--- Begin ---
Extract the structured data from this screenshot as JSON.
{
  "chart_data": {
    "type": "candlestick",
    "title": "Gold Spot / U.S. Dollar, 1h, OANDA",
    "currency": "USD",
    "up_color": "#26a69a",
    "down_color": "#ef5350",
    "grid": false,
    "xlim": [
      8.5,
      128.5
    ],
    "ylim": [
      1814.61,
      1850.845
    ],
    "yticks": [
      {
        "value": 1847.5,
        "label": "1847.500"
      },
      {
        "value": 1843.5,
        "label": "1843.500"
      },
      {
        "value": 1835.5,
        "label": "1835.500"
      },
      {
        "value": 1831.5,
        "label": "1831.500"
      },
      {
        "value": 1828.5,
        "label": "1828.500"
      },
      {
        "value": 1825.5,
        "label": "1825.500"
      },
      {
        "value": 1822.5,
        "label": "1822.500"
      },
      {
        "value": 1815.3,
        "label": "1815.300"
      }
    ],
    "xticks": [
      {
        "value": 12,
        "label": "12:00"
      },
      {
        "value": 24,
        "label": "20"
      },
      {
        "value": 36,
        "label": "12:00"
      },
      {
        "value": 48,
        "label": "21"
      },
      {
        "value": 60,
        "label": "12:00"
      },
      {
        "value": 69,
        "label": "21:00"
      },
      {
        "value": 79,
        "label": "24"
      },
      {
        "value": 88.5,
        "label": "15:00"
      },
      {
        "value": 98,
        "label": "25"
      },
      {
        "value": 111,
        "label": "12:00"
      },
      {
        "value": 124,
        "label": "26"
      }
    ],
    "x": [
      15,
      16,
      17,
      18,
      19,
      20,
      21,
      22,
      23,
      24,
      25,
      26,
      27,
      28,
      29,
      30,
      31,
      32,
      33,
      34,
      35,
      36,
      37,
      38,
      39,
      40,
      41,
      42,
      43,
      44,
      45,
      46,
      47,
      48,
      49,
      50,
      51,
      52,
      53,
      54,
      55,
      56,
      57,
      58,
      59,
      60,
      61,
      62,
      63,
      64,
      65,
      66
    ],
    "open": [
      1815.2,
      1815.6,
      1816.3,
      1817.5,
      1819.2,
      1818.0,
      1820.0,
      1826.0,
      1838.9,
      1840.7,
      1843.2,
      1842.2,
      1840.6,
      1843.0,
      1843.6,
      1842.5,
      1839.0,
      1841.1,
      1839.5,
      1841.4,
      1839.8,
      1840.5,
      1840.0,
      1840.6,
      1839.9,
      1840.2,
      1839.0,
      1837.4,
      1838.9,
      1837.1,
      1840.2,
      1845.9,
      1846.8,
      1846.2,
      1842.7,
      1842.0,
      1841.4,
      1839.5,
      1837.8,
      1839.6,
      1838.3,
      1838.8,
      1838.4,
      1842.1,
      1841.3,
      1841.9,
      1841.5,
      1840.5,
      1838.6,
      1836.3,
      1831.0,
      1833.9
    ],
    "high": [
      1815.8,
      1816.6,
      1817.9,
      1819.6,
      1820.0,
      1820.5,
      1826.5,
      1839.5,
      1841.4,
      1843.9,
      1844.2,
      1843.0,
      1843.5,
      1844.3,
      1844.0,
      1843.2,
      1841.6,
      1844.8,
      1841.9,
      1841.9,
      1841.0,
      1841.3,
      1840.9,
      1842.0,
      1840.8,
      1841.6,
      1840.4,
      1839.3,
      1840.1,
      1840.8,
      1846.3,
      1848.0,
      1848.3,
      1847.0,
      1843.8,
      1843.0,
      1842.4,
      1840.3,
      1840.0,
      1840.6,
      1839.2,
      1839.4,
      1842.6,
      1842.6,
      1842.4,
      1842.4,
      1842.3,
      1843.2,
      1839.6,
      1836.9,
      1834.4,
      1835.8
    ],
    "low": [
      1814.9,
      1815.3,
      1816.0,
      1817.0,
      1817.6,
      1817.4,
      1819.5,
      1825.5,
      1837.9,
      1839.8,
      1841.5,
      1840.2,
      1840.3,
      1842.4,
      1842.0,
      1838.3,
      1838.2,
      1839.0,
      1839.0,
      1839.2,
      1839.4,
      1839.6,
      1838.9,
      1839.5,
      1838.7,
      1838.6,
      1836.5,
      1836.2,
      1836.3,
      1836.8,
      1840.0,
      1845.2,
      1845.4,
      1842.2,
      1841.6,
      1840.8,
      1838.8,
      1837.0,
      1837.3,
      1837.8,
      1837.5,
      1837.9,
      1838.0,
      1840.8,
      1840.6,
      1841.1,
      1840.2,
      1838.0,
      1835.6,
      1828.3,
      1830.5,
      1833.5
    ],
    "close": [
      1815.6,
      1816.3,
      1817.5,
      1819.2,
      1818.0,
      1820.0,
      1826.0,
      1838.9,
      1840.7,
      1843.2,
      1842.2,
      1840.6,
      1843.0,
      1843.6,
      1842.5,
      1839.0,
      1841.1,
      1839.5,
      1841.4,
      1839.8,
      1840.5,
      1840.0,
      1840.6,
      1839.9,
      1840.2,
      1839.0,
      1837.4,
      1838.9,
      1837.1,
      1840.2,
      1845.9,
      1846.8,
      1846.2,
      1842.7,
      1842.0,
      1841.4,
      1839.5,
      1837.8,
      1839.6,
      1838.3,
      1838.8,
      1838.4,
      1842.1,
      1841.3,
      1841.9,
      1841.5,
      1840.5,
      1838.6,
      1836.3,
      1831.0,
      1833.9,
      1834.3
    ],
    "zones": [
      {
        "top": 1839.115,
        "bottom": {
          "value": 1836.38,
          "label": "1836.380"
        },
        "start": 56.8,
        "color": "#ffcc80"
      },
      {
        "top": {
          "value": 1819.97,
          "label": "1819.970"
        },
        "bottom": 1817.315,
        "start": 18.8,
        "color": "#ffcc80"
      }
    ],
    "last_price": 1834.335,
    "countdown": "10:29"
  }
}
--- End ---
# [WORK TO DO]
Every entry must be output again, exactly as written above.

# [WRITTEN RESPONSE]
Extract the structured data from this screenshot as JSON.
{
  "chart_data": {
    "type": "candlestick",
    "title": "Gold Spot / U.S. Dollar, 1h, OANDA",
    "currency": "USD",
    "up_color": "#26a69a",
    "down_color": "#ef5350",
    "grid": false,
    "xlim": [
      8.5,
      128.5
    ],
    "ylim": [
      1814.61,
      1850.845
    ],
    "yticks": [
      {
        "value": 1847.5,
        "label": "1847.500"
      },
      {
        "value": 1843.5,
        "label": "1843.500"
      },
      {
        "value": 1835.5,
        "label": "1835.500"
      },
      {
        "value": 1831.5,
        "label": "1831.500"
      },
      {
        "value": 1828.5,
        "label": "1828.500"
      },
      {
        "value": 1825.5,
        "label": "1825.500"
      },
      {
        "value": 1822.5,
        "label": "1822.500"
      },
      {
        "value": 1815.3,
        "label": "1815.300"
      }
    ],
    "xticks": [
      {
        "value": 12,
        "label": "12:00"
      },
      {
        "value": 24,
        "label": "20"
      },
      {
        "value": 36,
        "label": "12:00"
      },
      {
        "value": 48,
        "label": "21"
      },
      {
        "value": 60,
        "label": "12:00"
      },
      {
        "value": 69,
        "label": "21:00"
      },
      {
        "value": 79,
        "label": "24"
      },
      {
        "value": 88.5,
        "label": "15:00"
      },
      {
        "value": 98,
        "label": "25"
      },
      {
        "value": 111,
        "label": "12:00"
      },
      {
        "value": 124,
        "label": "26"
      }
    ],
    "x": [
      15,
      16,
      17,
      18,
      19,
      20,
      21,
      22,
      23,
      24,
      25,
      26,
      27,
      28,
      29,
      30,
      31,
      32,
      33,
      34,
      35,
      36,
      37,
      38,
      39,
      40,
      41,
      42,
      43,
      44,
      45,
      46,
      47,
      48,
      49,
      50,
      51,
      52,
      53,
      54,
      55,
      56,
      57,
      58,
      59,
      60,
      61,
      62,
      63,
      64,
      65,
      66
    ],
    "open": [
      1815.2,
      1815.6,
      1816.3,
      1817.5,
      1819.2,
      1818.0,
      1820.0,
      1826.0,
      1838.9,
      1840.7,
      1843.2,
      1842.2,
      1840.6,
      1843.0,
      1843.6,
      1842.5,
      1839.0,
      1841.1,
      1839.5,
      1841.4,
      1839.8,
      1840.5,
      1840.0,
      1840.6,
      1839.9,
      1840.2,
      1839.0,
      1837.4,
      1838.9,
      1837.1,
      1840.2,
      1845.9,
      1846.8,
      1846.2,
      1842.7,
      1842.0,
      1841.4,
      1839.5,
      1837.8,
      1839.6,
      1838.3,
      1838.8,
      1838.4,
      1842.1,
      1841.3,
      1841.9,
      1841.5,
      1840.5,
      1838.6,
      1836.3,
      1831.0,
      1833.9
    ],
    "high": [
      1815.8,
      1816.6,
      1817.9,
      1819.6,
      1820.0,
      1820.5,
      1826.5,
      1839.5,
      1841.4,
      1843.9,
      1844.2,
      1843.0,
      1843.5,
      1844.3,
      1844.0,
      1843.2,
      1841.6,
      1844.8,
      1841.9,
      1841.9,
      1841.0,
      1841.3,
      1840.9,
      1842.0,
      1840.8,
      1841.6,
      1840.4,
      1839.3,
      1840.1,
      1840.8,
      1846.3,
      1848.0,
      1848.3,
      1847.0,
      1843.8,
      1843.0,
      1842.4,
      1840.3,
      1840.0,
      1840.6,
      1839.2,
      1839.4,
      1842.6,
      1842.6,
      1842.4,
      1842.4,
      1842.3,
      1843.2,
      1839.6,
      1836.9,
      1834.4,
      1835.8
    ],
    "low": [
      1814.9,
      1815.3,
      1816.0,
      1817.0,
      1817.6,
      1817.4,
      1819.5,
      1825.5,
      1837.9,
      1839.8,
      1841.5,
      1840.2,
      1840.3,
      1842.4,
      1842.0,
      1838.3,
      1838.2,
      1839.0,
      1839.0,
      1839.2,
      1839.4,
      1839.6,
      1838.9,
      1839.5,
      1838.7,
      1838.6,
      1836.5,
      1836.2,
      1836.3,
      1836.8,
      1840.0,
      1845.2,
      1845.4,
      1842.2,
      1841.6,
      1840.8,
      1838.8,
      1837.0,
      1837.3,
      1837.8,
      1837.5,
      1837.9,
      1838.0,
      1840.8,
      1840.6,
      1841.1,
      1840.2,
      1838.0,
      1835.6,
      1828.3,
      1830.5,
      1833.5
    ],
    "close": [
      1815.6,
      1816.3,
      1817.5,
      1819.2,
      1818.0,
      1820.0,
      1826.0,
      1838.9,
      1840.7,
      1843.2,
      1842.2,
      1840.6,
      1843.0,
      1843.6,
      1842.5,
      1839.0,
      1841.1,
      1839.5,
      1841.4,
      1839.8,
      1840.5,
      1840.0,
      1840.6,
      1839.9,
      1840.2,
      1839.0,
      1837.4,
      1838.9,
      1837.1,
      1840.2,
      1845.9,
      1846.8,
      1846.2,
      1842.7,
      1842.0,
      1841.4,
      1839.5,
      1837.8,
      1839.6,
      1838.3,
      1838.8,
      1838.4,
      1842.1,
      1841.3,
      1841.9,
      1841.5,
      1840.5,
      1838.6,
      1836.3,
      1831.0,
      1833.9,
      1834.3
    ],
    "zones": [
      {
        "top": 1839.115,
        "bottom": {
          "value": 1836.38,
          "label": "1836.380"
        },
        "start": 56.8,
        "color": "#ffcc80"
      },
      {
        "top": {
          "value": 1819.97,
          "label": "1819.970"
        },
        "bottom": 1817.315,
        "start": 18.8,
        "color": "#ffcc80"
      }
    ],
    "last_price": 1834.335,
    "countdown": "10:29"
  }
}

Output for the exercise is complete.